Document excerpt:
•••
The benchmark dataset contains measurement data from 21 distinct test vehicles, each equipped with modern car loggers to collect the measurement data. The collection features between 30,000 to 60,000 recorded signals per vehicle, which offer a wide range of data points for analysis. In total, the dataset represents 40,000 hours of recordings, with 12,500 hours specifically capturing data while the vehicles were live (ignition on). This dataset enables the study of various aspects of automotive behavior and performance across different vehicles and operating conditions.
The following four analytical query categories were executed as part of the benchmark:
Please note that in this blog post, we only present the results for category 1 and 4, as the results for the other categories yield comparable performance results and do not provide additional insights.
To benchmark the scalability of the solution, we used four different cluster sizes. The memory optimized Standard_E8d_v4 node type was selected because of its delta cache feature and larger memory to hold the core metadata. As for the Databricks runtime, the 15.4 LTS was the latest available long-term support runtime. In our earlier investigation, the Photon feature has proven to be more cost-efficient, despite its higher DBU cost, so Photon was utilized in all benchmarks. Table 1 provides details of the selected Databricks cluster.
•••
Stored records:
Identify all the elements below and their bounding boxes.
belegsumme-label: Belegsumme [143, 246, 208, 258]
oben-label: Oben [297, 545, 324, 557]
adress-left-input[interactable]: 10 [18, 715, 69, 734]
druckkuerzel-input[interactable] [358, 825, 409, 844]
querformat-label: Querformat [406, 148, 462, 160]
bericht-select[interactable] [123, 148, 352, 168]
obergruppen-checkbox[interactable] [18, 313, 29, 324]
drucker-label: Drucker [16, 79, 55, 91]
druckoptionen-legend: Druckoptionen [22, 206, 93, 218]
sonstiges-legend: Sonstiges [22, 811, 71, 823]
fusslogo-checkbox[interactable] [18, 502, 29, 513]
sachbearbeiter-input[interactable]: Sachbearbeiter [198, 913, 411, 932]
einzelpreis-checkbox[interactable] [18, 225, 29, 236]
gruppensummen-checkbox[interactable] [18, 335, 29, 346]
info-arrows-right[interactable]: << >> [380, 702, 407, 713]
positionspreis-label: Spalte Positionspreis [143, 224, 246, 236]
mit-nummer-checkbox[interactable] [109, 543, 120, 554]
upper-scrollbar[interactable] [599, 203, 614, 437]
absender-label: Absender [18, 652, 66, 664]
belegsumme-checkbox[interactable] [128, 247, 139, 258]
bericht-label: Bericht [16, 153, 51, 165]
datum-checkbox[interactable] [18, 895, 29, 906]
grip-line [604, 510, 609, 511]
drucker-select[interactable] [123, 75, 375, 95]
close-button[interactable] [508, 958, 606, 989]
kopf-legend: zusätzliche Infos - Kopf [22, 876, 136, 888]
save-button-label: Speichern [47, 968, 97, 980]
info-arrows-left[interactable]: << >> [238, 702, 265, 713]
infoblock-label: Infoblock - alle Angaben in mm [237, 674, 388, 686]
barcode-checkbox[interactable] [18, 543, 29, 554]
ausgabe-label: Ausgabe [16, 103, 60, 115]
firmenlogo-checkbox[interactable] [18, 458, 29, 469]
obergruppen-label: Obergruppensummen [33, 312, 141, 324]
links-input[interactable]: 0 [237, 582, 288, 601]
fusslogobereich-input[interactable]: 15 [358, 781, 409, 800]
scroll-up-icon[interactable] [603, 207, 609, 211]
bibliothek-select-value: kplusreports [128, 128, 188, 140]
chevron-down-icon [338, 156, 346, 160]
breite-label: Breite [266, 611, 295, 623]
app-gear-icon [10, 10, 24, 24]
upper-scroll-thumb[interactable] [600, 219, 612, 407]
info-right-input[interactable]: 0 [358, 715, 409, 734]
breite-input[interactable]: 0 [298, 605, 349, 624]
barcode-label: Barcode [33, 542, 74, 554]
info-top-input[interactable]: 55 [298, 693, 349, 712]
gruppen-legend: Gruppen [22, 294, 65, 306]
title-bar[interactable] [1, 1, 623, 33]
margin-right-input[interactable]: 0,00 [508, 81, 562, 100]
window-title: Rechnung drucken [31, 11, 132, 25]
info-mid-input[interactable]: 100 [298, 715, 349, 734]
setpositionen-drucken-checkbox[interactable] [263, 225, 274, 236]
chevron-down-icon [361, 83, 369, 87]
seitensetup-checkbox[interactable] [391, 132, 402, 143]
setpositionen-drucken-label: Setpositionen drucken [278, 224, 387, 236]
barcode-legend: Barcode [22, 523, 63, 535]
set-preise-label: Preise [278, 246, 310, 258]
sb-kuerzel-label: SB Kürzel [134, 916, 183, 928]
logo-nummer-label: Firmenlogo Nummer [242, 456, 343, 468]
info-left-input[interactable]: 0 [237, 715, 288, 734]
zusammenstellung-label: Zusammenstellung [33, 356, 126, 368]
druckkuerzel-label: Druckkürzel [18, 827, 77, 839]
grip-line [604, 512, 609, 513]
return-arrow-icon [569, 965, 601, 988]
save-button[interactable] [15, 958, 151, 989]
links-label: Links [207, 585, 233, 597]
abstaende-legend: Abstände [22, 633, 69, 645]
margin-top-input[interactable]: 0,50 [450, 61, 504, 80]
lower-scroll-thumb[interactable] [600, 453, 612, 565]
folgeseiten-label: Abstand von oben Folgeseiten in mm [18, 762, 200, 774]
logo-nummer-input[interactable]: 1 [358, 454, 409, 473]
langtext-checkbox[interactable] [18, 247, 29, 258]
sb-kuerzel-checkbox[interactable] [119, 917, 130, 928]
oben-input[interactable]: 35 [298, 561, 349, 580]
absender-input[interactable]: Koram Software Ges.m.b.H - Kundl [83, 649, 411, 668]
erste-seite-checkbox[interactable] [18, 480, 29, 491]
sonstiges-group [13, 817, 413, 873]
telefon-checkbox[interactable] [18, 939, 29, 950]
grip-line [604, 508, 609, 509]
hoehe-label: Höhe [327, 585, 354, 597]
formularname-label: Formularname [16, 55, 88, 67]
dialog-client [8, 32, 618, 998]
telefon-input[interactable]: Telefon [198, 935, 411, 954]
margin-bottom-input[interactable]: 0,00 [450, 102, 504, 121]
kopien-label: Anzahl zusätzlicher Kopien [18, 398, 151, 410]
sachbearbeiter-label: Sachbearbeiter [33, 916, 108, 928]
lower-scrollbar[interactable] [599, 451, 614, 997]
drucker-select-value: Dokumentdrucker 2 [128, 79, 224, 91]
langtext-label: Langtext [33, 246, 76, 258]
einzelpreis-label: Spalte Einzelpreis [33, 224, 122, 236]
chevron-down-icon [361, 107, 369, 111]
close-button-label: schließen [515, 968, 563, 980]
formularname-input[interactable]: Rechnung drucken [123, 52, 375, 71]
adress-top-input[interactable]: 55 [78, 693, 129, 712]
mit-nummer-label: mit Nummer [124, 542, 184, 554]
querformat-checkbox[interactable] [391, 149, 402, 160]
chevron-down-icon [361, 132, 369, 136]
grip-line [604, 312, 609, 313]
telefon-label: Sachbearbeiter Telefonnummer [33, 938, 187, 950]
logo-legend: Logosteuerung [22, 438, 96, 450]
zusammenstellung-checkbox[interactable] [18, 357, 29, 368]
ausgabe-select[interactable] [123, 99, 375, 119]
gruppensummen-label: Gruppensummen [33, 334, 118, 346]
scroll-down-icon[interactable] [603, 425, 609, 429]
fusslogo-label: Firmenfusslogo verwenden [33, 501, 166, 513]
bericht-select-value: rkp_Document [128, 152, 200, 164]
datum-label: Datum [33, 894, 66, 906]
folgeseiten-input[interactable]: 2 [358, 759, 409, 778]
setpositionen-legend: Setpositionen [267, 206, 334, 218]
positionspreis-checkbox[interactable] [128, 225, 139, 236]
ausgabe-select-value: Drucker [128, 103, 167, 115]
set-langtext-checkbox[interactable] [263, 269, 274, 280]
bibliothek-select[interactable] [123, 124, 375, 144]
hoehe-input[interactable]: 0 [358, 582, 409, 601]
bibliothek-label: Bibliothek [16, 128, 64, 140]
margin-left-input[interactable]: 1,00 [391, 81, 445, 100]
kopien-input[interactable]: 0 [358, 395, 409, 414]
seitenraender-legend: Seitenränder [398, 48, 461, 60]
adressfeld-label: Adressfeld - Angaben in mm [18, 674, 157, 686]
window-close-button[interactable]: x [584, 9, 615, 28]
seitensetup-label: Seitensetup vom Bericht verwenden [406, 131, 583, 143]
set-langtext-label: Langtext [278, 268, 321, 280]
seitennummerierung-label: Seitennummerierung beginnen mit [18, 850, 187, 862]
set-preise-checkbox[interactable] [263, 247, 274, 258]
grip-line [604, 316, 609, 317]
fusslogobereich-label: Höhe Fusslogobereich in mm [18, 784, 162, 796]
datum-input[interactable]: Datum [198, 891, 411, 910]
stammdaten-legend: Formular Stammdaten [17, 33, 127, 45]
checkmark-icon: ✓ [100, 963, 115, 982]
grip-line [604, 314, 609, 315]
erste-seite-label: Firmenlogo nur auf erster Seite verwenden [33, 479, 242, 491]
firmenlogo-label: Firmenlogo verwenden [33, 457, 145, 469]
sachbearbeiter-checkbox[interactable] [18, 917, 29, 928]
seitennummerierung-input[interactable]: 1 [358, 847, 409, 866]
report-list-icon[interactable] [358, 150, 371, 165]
•••
Actions to take:
1. Can you rewrite the paragraph in the vehicle data benchmark text that begins "To benchmark the scalability" as a short list that keeps its main facts?
2. Answer these from the vehicle data benchmark text:
(a) How many test vehicles supplied measurement data?
(b) For which query categories does the blog post present results?
(c) Which Databricks runtime was used?
You can answer from the text alone, without the records.

Answers given:
1.
- Four different cluster sizes were used to test scalability.
- Node type: memory-optimized Standard_E8d_v4, chosen for its delta cache feature and larger memory to hold the core metadata.
- Runtime: Databricks 15.4 LTS, the latest long-term support runtime available.
- Photon was used in all benchmarks because it had proven more cost-efficient in an earlier investigation, despite its higher DBU cost.
- Table 1 gives the details of the selected cluster.

2.
(a) 21
(b) Categories 1 and 4
(c) 15.4 LTS